**LISTED RECORDS:**
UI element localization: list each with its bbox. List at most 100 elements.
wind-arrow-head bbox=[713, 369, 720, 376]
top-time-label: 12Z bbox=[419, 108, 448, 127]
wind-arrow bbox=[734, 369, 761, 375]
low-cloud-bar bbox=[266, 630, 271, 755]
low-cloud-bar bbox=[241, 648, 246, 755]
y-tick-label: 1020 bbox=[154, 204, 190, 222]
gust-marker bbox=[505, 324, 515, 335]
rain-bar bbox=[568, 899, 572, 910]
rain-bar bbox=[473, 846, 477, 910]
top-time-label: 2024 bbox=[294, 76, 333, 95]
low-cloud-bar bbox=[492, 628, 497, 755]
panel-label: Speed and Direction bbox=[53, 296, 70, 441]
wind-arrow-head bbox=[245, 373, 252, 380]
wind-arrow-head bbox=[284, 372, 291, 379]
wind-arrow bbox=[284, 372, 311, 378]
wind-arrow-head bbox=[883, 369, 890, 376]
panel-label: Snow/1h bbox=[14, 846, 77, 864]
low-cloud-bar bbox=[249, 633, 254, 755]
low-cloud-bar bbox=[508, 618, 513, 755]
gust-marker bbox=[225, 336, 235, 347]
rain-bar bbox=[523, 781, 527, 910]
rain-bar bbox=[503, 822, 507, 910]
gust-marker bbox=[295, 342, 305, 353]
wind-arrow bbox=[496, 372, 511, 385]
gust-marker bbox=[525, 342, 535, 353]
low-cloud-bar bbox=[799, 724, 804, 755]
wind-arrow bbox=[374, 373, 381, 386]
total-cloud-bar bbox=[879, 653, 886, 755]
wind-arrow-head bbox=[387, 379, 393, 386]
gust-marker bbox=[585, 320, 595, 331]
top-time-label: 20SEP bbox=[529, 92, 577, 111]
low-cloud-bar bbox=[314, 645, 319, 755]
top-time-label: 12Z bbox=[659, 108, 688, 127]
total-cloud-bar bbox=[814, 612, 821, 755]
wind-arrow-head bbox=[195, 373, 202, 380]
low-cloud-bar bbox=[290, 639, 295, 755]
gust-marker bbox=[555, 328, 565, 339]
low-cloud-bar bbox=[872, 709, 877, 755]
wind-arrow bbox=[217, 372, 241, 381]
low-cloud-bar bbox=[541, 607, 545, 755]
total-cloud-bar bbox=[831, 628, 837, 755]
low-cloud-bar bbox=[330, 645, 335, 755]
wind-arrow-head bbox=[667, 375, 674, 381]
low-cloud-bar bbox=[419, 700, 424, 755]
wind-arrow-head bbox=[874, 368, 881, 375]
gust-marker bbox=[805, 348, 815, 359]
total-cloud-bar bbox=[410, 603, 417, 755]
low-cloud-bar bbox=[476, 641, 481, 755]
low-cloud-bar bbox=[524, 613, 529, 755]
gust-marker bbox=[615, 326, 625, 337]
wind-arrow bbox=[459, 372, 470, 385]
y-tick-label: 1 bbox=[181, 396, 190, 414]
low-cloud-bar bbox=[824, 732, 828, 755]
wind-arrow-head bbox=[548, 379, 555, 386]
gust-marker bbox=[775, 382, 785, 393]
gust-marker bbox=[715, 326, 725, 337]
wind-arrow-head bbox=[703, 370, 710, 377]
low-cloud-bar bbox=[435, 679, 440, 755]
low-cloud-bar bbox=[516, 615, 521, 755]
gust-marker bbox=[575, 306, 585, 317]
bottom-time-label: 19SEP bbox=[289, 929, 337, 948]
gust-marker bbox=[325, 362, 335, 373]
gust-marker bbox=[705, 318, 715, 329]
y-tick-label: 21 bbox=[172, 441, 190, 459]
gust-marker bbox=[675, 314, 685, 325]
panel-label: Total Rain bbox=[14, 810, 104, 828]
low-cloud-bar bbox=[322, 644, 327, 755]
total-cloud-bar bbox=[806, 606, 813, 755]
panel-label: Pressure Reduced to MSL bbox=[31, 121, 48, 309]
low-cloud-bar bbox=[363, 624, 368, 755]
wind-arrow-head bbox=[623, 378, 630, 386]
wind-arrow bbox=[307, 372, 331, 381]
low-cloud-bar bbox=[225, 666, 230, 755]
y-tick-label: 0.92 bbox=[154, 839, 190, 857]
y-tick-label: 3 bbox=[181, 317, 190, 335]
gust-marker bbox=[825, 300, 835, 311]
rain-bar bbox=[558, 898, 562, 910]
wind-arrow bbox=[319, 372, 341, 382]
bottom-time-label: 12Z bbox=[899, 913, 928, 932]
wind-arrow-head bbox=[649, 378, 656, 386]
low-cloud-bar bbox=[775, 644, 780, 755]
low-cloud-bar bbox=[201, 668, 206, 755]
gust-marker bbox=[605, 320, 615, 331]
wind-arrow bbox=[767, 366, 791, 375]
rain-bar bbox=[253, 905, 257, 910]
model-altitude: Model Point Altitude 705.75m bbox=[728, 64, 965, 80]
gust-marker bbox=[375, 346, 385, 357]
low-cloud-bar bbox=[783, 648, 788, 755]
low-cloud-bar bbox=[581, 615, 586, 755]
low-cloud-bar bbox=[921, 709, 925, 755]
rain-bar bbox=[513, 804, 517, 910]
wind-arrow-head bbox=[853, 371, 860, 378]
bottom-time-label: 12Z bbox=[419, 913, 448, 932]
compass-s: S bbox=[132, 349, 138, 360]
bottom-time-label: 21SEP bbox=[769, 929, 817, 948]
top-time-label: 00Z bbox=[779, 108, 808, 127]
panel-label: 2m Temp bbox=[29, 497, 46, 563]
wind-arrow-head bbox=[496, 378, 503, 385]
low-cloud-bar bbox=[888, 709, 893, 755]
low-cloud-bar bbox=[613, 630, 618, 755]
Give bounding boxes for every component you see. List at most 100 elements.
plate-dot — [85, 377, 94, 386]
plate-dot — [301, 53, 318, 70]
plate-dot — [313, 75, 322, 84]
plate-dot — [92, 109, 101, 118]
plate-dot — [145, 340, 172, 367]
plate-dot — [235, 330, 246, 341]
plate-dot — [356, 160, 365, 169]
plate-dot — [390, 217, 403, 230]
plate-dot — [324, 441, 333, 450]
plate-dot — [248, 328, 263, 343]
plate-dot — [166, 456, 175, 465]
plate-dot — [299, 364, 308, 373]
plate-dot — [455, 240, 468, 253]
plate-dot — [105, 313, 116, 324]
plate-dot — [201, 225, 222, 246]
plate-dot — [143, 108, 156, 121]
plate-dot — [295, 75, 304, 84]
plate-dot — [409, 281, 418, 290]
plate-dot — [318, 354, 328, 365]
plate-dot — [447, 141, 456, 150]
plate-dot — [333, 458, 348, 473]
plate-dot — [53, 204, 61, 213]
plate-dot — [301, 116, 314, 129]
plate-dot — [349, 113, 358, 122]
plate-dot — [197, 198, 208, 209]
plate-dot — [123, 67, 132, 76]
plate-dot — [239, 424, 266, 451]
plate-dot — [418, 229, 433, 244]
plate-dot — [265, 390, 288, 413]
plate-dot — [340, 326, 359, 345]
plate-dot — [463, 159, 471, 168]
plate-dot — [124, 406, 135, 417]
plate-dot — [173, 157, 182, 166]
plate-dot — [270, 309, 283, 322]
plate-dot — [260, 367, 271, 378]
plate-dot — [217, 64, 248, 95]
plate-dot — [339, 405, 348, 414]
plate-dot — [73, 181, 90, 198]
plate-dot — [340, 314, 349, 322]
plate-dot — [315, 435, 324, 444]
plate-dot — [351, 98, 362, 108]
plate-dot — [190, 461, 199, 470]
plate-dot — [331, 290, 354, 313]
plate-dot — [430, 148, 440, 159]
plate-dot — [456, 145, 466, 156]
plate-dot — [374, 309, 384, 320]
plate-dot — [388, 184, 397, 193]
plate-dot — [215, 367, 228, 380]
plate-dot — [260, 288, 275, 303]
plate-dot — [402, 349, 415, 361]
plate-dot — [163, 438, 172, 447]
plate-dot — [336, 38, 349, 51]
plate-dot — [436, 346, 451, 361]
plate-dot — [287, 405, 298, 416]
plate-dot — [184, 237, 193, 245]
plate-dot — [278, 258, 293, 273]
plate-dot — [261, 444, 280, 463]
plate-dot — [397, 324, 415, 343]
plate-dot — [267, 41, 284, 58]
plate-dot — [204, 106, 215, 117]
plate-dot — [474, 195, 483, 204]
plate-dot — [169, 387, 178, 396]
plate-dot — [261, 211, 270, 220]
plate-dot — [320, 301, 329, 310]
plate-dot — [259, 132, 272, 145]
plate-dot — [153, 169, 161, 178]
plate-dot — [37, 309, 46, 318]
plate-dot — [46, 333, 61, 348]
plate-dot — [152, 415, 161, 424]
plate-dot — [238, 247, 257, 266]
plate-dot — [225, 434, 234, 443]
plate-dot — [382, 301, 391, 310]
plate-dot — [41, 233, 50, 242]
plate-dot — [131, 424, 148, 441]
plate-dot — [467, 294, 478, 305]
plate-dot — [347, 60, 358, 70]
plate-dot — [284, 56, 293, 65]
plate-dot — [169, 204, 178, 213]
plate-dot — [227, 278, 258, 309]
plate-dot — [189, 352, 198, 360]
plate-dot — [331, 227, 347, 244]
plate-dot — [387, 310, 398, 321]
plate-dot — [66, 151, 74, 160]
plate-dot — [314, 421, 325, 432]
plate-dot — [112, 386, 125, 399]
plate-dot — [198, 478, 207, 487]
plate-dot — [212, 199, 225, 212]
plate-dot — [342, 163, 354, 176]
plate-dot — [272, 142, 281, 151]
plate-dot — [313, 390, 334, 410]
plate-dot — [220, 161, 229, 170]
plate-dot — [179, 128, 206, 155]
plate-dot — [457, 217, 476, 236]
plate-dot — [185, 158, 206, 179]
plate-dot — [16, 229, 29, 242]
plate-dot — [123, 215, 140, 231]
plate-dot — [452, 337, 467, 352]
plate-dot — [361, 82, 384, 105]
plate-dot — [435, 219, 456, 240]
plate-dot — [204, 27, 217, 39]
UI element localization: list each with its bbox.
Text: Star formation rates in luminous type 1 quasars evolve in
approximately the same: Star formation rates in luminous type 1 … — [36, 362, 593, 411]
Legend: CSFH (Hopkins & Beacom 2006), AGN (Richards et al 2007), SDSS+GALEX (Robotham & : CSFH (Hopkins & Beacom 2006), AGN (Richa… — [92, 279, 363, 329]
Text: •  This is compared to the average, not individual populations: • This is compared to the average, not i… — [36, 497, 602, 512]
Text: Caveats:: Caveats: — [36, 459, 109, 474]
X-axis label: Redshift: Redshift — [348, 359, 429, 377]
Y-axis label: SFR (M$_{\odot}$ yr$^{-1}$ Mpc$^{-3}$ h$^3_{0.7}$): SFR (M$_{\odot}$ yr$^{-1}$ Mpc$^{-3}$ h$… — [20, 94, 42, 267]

**WHAT IS NEEDED:**
Reproduce the lines of the items verbatim, starting at the very first line of the items and ending at the line that contains "total-cloud-bar bbox=[814, 612, 821, 755]", with both ends included.

**SOLUTION TO THIS EXERCISE:**
UI element localization: list each with its bbox. List at most 100 elements.
wind-arrow-head bbox=[713, 369, 720, 376]
top-time-label: 12Z bbox=[419, 108, 448, 127]
wind-arrow bbox=[734, 369, 761, 375]
low-cloud-bar bbox=[266, 630, 271, 755]
low-cloud-bar bbox=[241, 648, 246, 755]
y-tick-label: 1020 bbox=[154, 204, 190, 222]
gust-marker bbox=[505, 324, 515, 335]
rain-bar bbox=[568, 899, 572, 910]
rain-bar bbox=[473, 846, 477, 910]
top-time-label: 2024 bbox=[294, 76, 333, 95]
low-cloud-bar bbox=[492, 628, 497, 755]
panel-label: Speed and Direction bbox=[53, 296, 70, 441]
wind-arrow-head bbox=[245, 373, 252, 380]
wind-arrow-head bbox=[284, 372, 291, 379]
wind-arrow bbox=[284, 372, 311, 378]
wind-arrow-head bbox=[883, 369, 890, 376]
panel-label: Snow/1h bbox=[14, 846, 77, 864]
low-cloud-bar bbox=[249, 633, 254, 755]
low-cloud-bar bbox=[508, 618, 513, 755]
gust-marker bbox=[225, 336, 235, 347]
rain-bar bbox=[523, 781, 527, 910]
rain-bar bbox=[503, 822, 507, 910]
gust-marker bbox=[295, 342, 305, 353]
wind-arrow bbox=[496, 372, 511, 385]
gust-marker bbox=[525, 342, 535, 353]
low-cloud-bar bbox=[799, 724, 804, 755]
wind-arrow bbox=[374, 373, 381, 386]
total-cloud-bar bbox=[879, 653, 886, 755]
wind-arrow-head bbox=[387, 379, 393, 386]
gust-marker bbox=[585, 320, 595, 331]
top-time-label: 20SEP bbox=[529, 92, 577, 111]
low-cloud-bar bbox=[314, 645, 319, 755]
top-time-label: 12Z bbox=[659, 108, 688, 127]
total-cloud-bar bbox=[814, 612, 821, 755]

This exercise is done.